- _Work to do_
In the data below, find every line with the string "JSON" and pull it out.

==== Information shown ====

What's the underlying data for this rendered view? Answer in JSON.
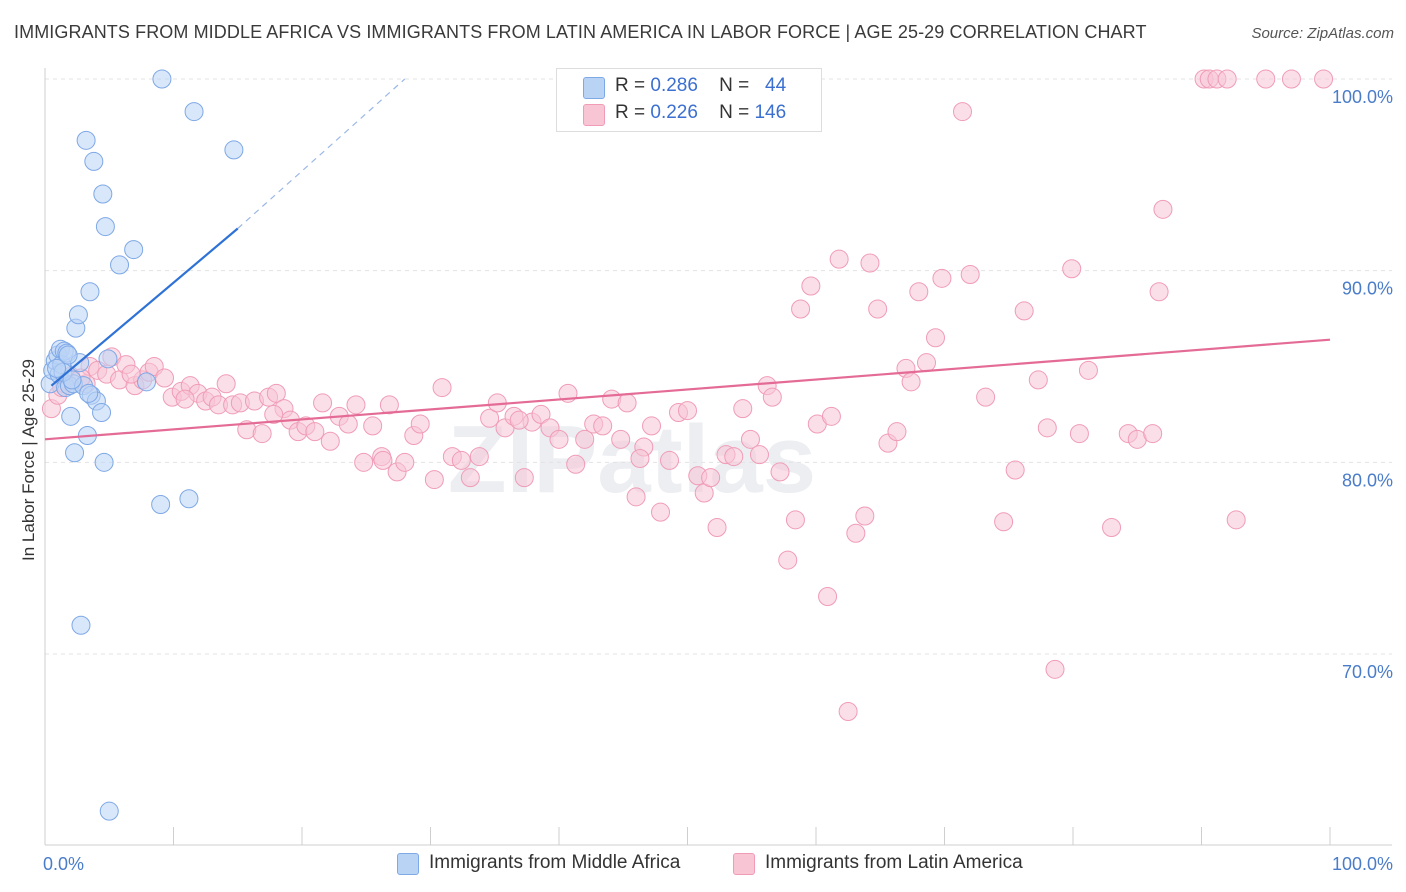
{
  "header": {
    "title": "IMMIGRANTS FROM MIDDLE AFRICA VS IMMIGRANTS FROM LATIN AMERICA IN LABOR FORCE | AGE 25-29 CORRELATION CHART",
    "source": "Source: ZipAtlas.com"
  },
  "watermark": "ZIPatlas",
  "legend": {
    "r_label": "R =",
    "n_label": "N =",
    "rows": [
      {
        "r": "0.286",
        "n": "44"
      },
      {
        "r": "0.226",
        "n": "146"
      }
    ]
  },
  "bottom_legend": [
    "Immigrants from Middle Africa",
    "Immigrants from Latin America"
  ],
  "colors": {
    "blue_fill": "#b9d3f5",
    "blue_stroke": "#7ea8e6",
    "blue_line": "#2f72d6",
    "pink_fill": "#f8c5d5",
    "pink_stroke": "#f09cb7",
    "pink_line": "#e46b95",
    "tick_text": "#4a7cc9"
  },
  "chart_data": {
    "type": "scatter",
    "title": "IMMIGRANTS FROM MIDDLE AFRICA VS IMMIGRANTS FROM LATIN AMERICA IN LABOR FORCE | AGE 25-29 CORRELATION CHART",
    "xlabel": "",
    "ylabel": "In Labor Force | Age 25-29",
    "xlim": [
      0,
      100
    ],
    "ylim": [
      60,
      101
    ],
    "x_tick_labels": [
      {
        "value": 0,
        "label": "0.0%"
      },
      {
        "value": 100,
        "label": "100.0%"
      }
    ],
    "y_tick_labels": [
      {
        "value": 70,
        "label": "70.0%"
      },
      {
        "value": 80,
        "label": "80.0%"
      },
      {
        "value": 90,
        "label": "90.0%"
      },
      {
        "value": 100,
        "label": "100.0%"
      }
    ],
    "grid": true,
    "series": [
      {
        "name": "Immigrants from Middle Africa",
        "color": "#7ea8e6",
        "trend": {
          "x1": 0.5,
          "y1": 84.0,
          "x2": 15,
          "y2": 92.2,
          "dash_to_x": 28,
          "dash_to_y": 100.0
        },
        "points": [
          [
            0.4,
            84.1
          ],
          [
            0.6,
            84.8
          ],
          [
            0.8,
            85.3
          ],
          [
            1.0,
            85.6
          ],
          [
            1.1,
            84.6
          ],
          [
            1.2,
            85.9
          ],
          [
            1.3,
            85.1
          ],
          [
            1.5,
            85.8
          ],
          [
            1.6,
            83.9
          ],
          [
            1.7,
            85.7
          ],
          [
            1.9,
            84.0
          ],
          [
            2.0,
            82.4
          ],
          [
            2.2,
            84.1
          ],
          [
            2.3,
            80.5
          ],
          [
            2.4,
            87.0
          ],
          [
            2.6,
            87.7
          ],
          [
            2.7,
            85.2
          ],
          [
            2.8,
            71.5
          ],
          [
            3.0,
            84.0
          ],
          [
            3.2,
            96.8
          ],
          [
            3.3,
            81.4
          ],
          [
            3.5,
            88.9
          ],
          [
            3.6,
            83.5
          ],
          [
            3.8,
            95.7
          ],
          [
            4.0,
            83.2
          ],
          [
            4.4,
            82.6
          ],
          [
            4.5,
            94.0
          ],
          [
            4.6,
            80.0
          ],
          [
            4.7,
            92.3
          ],
          [
            4.9,
            85.4
          ],
          [
            5.0,
            61.8
          ],
          [
            5.8,
            90.3
          ],
          [
            6.9,
            91.1
          ],
          [
            7.9,
            84.2
          ],
          [
            9.1,
            100.0
          ],
          [
            9.0,
            77.8
          ],
          [
            11.2,
            78.1
          ],
          [
            11.6,
            98.3
          ],
          [
            14.7,
            96.3
          ],
          [
            1.4,
            84.7
          ],
          [
            2.1,
            84.3
          ],
          [
            0.9,
            84.9
          ],
          [
            1.8,
            85.6
          ],
          [
            3.4,
            83.6
          ]
        ]
      },
      {
        "name": "Immigrants from Latin America",
        "color": "#f09cb7",
        "trend": {
          "x1": 0,
          "y1": 81.2,
          "x2": 100,
          "y2": 86.4
        },
        "points": [
          [
            0.5,
            82.8
          ],
          [
            1.0,
            83.5
          ],
          [
            1.5,
            84.1
          ],
          [
            2.0,
            84.5
          ],
          [
            3.2,
            84.1
          ],
          [
            3.5,
            85.0
          ],
          [
            4.1,
            84.8
          ],
          [
            4.8,
            84.6
          ],
          [
            5.2,
            85.5
          ],
          [
            5.8,
            84.3
          ],
          [
            6.3,
            85.1
          ],
          [
            7.0,
            84.0
          ],
          [
            7.6,
            84.3
          ],
          [
            8.1,
            84.7
          ],
          [
            8.5,
            85.0
          ],
          [
            9.3,
            84.4
          ],
          [
            9.9,
            83.4
          ],
          [
            10.6,
            83.7
          ],
          [
            11.3,
            84.0
          ],
          [
            11.9,
            83.6
          ],
          [
            12.5,
            83.2
          ],
          [
            13.0,
            83.4
          ],
          [
            13.5,
            83.0
          ],
          [
            14.1,
            84.1
          ],
          [
            14.6,
            83.0
          ],
          [
            15.2,
            83.1
          ],
          [
            15.7,
            81.7
          ],
          [
            16.3,
            83.2
          ],
          [
            16.9,
            81.5
          ],
          [
            17.4,
            83.4
          ],
          [
            18.0,
            83.6
          ],
          [
            18.6,
            82.8
          ],
          [
            19.1,
            82.2
          ],
          [
            19.7,
            81.6
          ],
          [
            20.3,
            81.9
          ],
          [
            21.0,
            81.6
          ],
          [
            21.6,
            83.1
          ],
          [
            22.2,
            81.1
          ],
          [
            22.9,
            82.4
          ],
          [
            23.6,
            82.0
          ],
          [
            24.2,
            83.0
          ],
          [
            24.8,
            80.0
          ],
          [
            25.5,
            81.9
          ],
          [
            26.2,
            80.3
          ],
          [
            26.8,
            83.0
          ],
          [
            27.4,
            79.5
          ],
          [
            28.0,
            80.0
          ],
          [
            28.7,
            81.4
          ],
          [
            29.2,
            82.0
          ],
          [
            30.3,
            79.1
          ],
          [
            30.9,
            83.9
          ],
          [
            31.7,
            80.3
          ],
          [
            32.4,
            80.1
          ],
          [
            33.1,
            79.2
          ],
          [
            33.8,
            80.3
          ],
          [
            34.6,
            82.3
          ],
          [
            35.2,
            83.1
          ],
          [
            35.8,
            81.8
          ],
          [
            36.5,
            82.4
          ],
          [
            37.3,
            79.2
          ],
          [
            37.9,
            82.1
          ],
          [
            38.6,
            82.5
          ],
          [
            39.3,
            81.8
          ],
          [
            40.0,
            81.2
          ],
          [
            40.7,
            83.6
          ],
          [
            41.3,
            79.9
          ],
          [
            42.0,
            81.2
          ],
          [
            42.7,
            82.0
          ],
          [
            43.4,
            81.9
          ],
          [
            44.1,
            83.3
          ],
          [
            44.8,
            81.2
          ],
          [
            45.3,
            83.1
          ],
          [
            46.0,
            78.2
          ],
          [
            46.6,
            80.8
          ],
          [
            47.2,
            81.9
          ],
          [
            47.9,
            77.4
          ],
          [
            48.6,
            80.1
          ],
          [
            49.3,
            82.6
          ],
          [
            50.0,
            82.7
          ],
          [
            50.8,
            79.3
          ],
          [
            51.3,
            78.4
          ],
          [
            51.8,
            79.2
          ],
          [
            52.3,
            76.6
          ],
          [
            53.0,
            80.4
          ],
          [
            53.6,
            80.3
          ],
          [
            54.3,
            82.8
          ],
          [
            54.9,
            81.2
          ],
          [
            55.6,
            80.4
          ],
          [
            56.2,
            84.0
          ],
          [
            56.6,
            83.4
          ],
          [
            57.2,
            79.5
          ],
          [
            57.8,
            74.9
          ],
          [
            58.4,
            77.0
          ],
          [
            58.8,
            88.0
          ],
          [
            59.6,
            89.2
          ],
          [
            60.1,
            82.0
          ],
          [
            60.9,
            73.0
          ],
          [
            61.2,
            82.4
          ],
          [
            61.8,
            90.6
          ],
          [
            62.5,
            67.0
          ],
          [
            63.1,
            76.3
          ],
          [
            63.8,
            77.2
          ],
          [
            64.2,
            90.4
          ],
          [
            64.8,
            88.0
          ],
          [
            65.6,
            81.0
          ],
          [
            66.3,
            81.6
          ],
          [
            67.0,
            84.9
          ],
          [
            67.4,
            84.2
          ],
          [
            68.0,
            88.9
          ],
          [
            68.6,
            85.2
          ],
          [
            69.3,
            86.5
          ],
          [
            69.8,
            89.6
          ],
          [
            71.4,
            98.3
          ],
          [
            72.0,
            89.8
          ],
          [
            73.2,
            83.4
          ],
          [
            74.6,
            76.9
          ],
          [
            75.5,
            79.6
          ],
          [
            76.2,
            87.9
          ],
          [
            77.3,
            84.3
          ],
          [
            78.0,
            81.8
          ],
          [
            78.6,
            69.2
          ],
          [
            80.5,
            81.5
          ],
          [
            79.9,
            90.1
          ],
          [
            81.2,
            84.8
          ],
          [
            83.0,
            76.6
          ],
          [
            84.3,
            81.5
          ],
          [
            85.0,
            81.2
          ],
          [
            86.2,
            81.5
          ],
          [
            86.7,
            88.9
          ],
          [
            87.0,
            93.2
          ],
          [
            90.2,
            100.0
          ],
          [
            90.6,
            100.0
          ],
          [
            91.2,
            100.0
          ],
          [
            92.0,
            100.0
          ],
          [
            95.0,
            100.0
          ],
          [
            97.0,
            100.0
          ],
          [
            99.5,
            100.0
          ],
          [
            92.7,
            77.0
          ],
          [
            1.3,
            83.9
          ],
          [
            2.8,
            84.4
          ],
          [
            6.7,
            84.6
          ],
          [
            10.9,
            83.3
          ],
          [
            17.8,
            82.5
          ],
          [
            26.3,
            80.1
          ],
          [
            36.9,
            82.2
          ],
          [
            46.3,
            80.2
          ]
        ]
      }
    ]
  }
}
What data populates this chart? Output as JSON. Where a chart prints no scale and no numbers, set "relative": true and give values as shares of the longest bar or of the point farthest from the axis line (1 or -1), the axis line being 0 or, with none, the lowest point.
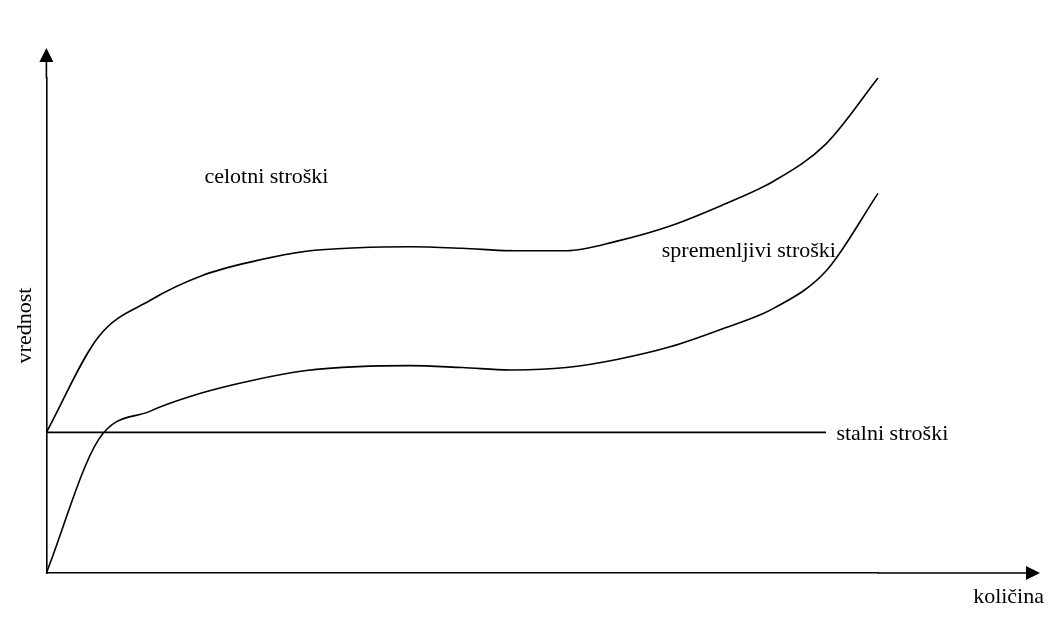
{
  "chart_data": {
    "type": "line",
    "relative": true,
    "xlabel": "količina",
    "ylabel": "vrednost",
    "grid": false,
    "legend": false,
    "marker": "none",
    "line_style": "solid",
    "categories": [
      null,
      null,
      null,
      null,
      null,
      null,
      null,
      null,
      null,
      null,
      null,
      null,
      null,
      null,
      null,
      null,
      null
    ],
    "series": [
      {
        "name": "celotni stroški",
        "color": "#000000",
        "values": [
          0.284,
          0.477,
          0.551,
          0.601,
          0.63,
          0.65,
          0.657,
          0.659,
          0.656,
          0.651,
          0.651,
          0.671,
          0.701,
          0.743,
          0.792,
          0.867,
          1
        ]
      },
      {
        "name": "spremenljivi stroški",
        "color": "#000000",
        "values": [
          0,
          0.269,
          0.327,
          0.364,
          0.39,
          0.409,
          0.417,
          0.419,
          0.415,
          0.41,
          0.415,
          0.432,
          0.457,
          0.493,
          0.535,
          0.61,
          0.767
        ]
      },
      {
        "name": "stalni stroški",
        "color": "#000000",
        "values": [
          0.284,
          0.284,
          0.284,
          0.284,
          0.284,
          0.284,
          0.284,
          0.284,
          0.284,
          0.284,
          0.284,
          0.284,
          0.284,
          0.284,
          0.284,
          0.284,
          null
        ]
      }
    ]
  }
}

====

- _Task result_
What's the underlying data for this rendered view? Answer in JSON.
What data populates this chart? Output as JSON. Where a chart prints no scale and no numbers, set "relative": true and give values as shares of the longest bar or of the point farthest from the axis line (1 or -1), the axis line being 0 or, with none, the lowest point.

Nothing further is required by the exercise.